> Items
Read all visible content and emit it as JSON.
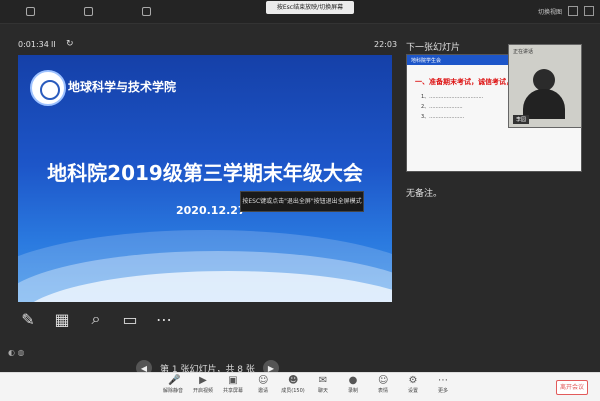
{
  "topbar": {
    "items": [
      "",
      "",
      ""
    ],
    "hint": "按Esc结束放映/切换屏幕",
    "right_label": "切换视图"
  },
  "presenter": {
    "timer": "0:01:34",
    "pause": "II",
    "reset": "↻",
    "clock": "22:03"
  },
  "slide": {
    "school": "地球科学与技术学院",
    "title": "地科院2019级第三学期末年级大会",
    "date": "2020.12.27",
    "tooltip": "按ESC键或点击\"退出全屏\"按钮退出全屏模式"
  },
  "tools": [
    {
      "name": "pen-icon",
      "glyph": "✎"
    },
    {
      "name": "grid-icon",
      "glyph": "▦"
    },
    {
      "name": "magnifier-icon",
      "glyph": "⌕"
    },
    {
      "name": "screen-icon",
      "glyph": "▭"
    },
    {
      "name": "more-icon",
      "glyph": "⋯"
    }
  ],
  "pager": {
    "prev": "◀",
    "text": "第 1 张幻灯片，共 8 张",
    "next": "▶"
  },
  "next_slide": {
    "label": "下一张幻灯片",
    "header": "地科院学生会",
    "heading": "一、准备期末考试，诚信考试，从我",
    "lines": [
      "1、..................................",
      "2、.....................",
      "3、......................"
    ]
  },
  "video": {
    "top_label": "正在讲话",
    "name": "李园"
  },
  "notes": "无备注。",
  "bottombar": {
    "buttons": [
      {
        "label": "解除静音",
        "glyph": "🎤"
      },
      {
        "label": "开启视频",
        "glyph": "▶"
      },
      {
        "label": "共享屏幕",
        "glyph": "▣"
      },
      {
        "label": "邀请",
        "glyph": "☺"
      },
      {
        "label": "成员(150)",
        "glyph": "☻"
      },
      {
        "label": "聊天",
        "glyph": "✉"
      },
      {
        "label": "录制",
        "glyph": "●"
      },
      {
        "label": "表情",
        "glyph": "☺"
      },
      {
        "label": "设置",
        "glyph": "⚙"
      },
      {
        "label": "更多",
        "glyph": "⋯"
      }
    ],
    "end": "离开会议"
  }
}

> Exercise description
Give the number of lines where the string "name" occurs, without any further text.

> Answer to this exercise
6